What is expected
Copy the items verbatim, beginning with their first line and ending with the line that contains "Point [578,754,600,768]", including that line.

════════

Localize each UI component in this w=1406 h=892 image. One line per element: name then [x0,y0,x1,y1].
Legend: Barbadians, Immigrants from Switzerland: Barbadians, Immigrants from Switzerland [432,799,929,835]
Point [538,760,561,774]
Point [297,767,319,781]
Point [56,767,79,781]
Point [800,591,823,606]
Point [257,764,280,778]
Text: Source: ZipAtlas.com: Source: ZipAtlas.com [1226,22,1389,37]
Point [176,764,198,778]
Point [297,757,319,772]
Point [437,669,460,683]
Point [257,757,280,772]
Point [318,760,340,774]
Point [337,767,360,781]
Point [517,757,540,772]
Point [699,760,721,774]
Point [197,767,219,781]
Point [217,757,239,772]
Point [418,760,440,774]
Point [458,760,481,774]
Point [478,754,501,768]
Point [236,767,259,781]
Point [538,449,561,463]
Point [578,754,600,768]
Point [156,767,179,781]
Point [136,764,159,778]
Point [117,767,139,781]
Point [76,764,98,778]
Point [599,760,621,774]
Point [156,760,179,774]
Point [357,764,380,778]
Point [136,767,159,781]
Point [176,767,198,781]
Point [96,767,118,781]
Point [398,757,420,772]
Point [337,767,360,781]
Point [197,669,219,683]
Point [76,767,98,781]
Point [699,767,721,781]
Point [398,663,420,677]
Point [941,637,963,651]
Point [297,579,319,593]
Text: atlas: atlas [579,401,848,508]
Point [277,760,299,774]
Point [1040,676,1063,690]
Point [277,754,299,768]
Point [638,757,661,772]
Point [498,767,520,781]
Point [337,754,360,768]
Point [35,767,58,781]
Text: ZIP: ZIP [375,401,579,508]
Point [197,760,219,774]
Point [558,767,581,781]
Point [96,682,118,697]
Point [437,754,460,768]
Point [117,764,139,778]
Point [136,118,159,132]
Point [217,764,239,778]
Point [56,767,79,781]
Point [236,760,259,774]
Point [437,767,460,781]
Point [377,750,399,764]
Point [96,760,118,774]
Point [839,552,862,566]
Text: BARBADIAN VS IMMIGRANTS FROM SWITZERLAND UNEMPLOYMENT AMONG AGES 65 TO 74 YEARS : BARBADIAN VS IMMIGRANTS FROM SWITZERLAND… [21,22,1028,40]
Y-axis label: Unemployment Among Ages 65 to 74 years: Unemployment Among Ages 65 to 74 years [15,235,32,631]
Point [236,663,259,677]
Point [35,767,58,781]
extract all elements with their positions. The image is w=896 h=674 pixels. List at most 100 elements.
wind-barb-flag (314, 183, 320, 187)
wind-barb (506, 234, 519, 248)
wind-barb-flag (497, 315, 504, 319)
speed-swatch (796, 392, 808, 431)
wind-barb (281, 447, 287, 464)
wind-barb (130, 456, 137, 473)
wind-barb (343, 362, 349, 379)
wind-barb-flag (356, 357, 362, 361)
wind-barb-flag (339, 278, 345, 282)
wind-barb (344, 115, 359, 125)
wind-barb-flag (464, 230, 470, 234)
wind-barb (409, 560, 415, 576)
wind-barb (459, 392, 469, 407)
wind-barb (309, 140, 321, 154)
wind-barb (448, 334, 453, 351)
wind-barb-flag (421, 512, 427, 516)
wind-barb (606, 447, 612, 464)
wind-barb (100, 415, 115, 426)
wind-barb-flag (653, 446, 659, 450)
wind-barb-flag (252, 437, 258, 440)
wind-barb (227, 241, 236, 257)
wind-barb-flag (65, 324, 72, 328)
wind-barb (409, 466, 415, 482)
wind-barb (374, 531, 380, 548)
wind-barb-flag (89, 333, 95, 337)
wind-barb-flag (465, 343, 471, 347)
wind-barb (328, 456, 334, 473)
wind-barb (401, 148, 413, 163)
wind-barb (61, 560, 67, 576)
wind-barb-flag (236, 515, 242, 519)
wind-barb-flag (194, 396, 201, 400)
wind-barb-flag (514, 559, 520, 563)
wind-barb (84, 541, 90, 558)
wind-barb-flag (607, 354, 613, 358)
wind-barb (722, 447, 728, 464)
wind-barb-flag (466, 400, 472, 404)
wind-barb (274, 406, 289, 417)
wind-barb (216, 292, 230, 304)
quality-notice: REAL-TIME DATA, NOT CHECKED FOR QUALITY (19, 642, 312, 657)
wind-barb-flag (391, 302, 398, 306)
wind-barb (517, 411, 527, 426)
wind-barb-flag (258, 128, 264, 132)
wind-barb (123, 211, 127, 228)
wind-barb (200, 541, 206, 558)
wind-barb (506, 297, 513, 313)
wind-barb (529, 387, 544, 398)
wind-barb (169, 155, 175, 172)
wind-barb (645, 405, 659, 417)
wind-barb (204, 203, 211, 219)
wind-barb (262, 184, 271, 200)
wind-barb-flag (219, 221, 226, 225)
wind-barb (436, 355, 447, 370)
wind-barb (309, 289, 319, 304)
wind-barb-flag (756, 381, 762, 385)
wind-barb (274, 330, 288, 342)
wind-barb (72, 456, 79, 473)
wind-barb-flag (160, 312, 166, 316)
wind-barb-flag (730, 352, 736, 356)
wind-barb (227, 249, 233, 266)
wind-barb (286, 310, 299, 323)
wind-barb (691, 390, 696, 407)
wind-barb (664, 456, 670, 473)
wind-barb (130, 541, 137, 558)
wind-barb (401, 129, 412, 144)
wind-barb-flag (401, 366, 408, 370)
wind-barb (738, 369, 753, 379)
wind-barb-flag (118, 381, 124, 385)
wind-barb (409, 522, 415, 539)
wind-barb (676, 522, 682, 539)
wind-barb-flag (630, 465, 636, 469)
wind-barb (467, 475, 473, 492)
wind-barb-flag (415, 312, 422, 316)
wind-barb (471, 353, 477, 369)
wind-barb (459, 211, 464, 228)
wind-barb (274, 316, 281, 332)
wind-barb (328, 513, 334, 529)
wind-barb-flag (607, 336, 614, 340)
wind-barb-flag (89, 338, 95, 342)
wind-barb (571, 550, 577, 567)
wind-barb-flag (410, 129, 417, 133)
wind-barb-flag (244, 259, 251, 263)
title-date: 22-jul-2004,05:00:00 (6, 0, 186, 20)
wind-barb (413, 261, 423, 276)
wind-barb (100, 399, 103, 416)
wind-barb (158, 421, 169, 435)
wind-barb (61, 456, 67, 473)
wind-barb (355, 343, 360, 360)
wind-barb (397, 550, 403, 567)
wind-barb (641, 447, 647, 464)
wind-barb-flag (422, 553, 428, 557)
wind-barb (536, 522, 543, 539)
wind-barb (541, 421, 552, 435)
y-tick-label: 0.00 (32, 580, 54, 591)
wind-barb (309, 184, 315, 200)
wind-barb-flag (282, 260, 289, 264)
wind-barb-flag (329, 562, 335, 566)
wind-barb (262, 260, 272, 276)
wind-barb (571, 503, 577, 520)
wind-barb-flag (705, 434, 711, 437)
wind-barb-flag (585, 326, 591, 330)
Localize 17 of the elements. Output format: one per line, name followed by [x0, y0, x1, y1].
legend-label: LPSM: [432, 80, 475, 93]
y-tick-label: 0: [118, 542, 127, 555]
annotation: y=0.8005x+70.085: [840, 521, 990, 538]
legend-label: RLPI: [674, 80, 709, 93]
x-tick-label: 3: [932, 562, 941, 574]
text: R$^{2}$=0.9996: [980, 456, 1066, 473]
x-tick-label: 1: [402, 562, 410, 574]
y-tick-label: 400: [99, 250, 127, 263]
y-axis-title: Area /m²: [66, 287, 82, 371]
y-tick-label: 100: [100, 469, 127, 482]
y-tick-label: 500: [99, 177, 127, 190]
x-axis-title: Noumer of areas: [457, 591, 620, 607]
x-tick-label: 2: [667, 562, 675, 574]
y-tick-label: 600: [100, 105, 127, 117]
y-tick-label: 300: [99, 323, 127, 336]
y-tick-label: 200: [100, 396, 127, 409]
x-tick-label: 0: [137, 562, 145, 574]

════════

Task solution
Localize each UI component in this w=1406 h=892 image. One line per element: name then [x0,y0,x1,y1].
Legend: Barbadians, Immigrants from Switzerland: Barbadians, Immigrants from Switzerland [432,799,929,835]
Point [538,760,561,774]
Point [297,767,319,781]
Point [56,767,79,781]
Point [800,591,823,606]
Point [257,764,280,778]
Text: Source: ZipAtlas.com: Source: ZipAtlas.com [1226,22,1389,37]
Point [176,764,198,778]
Point [297,757,319,772]
Point [437,669,460,683]
Point [257,757,280,772]
Point [318,760,340,774]
Point [337,767,360,781]
Point [517,757,540,772]
Point [699,760,721,774]
Point [197,767,219,781]
Point [217,757,239,772]
Point [418,760,440,774]
Point [458,760,481,774]
Point [478,754,501,768]
Point [236,767,259,781]
Point [538,449,561,463]
Point [578,754,600,768]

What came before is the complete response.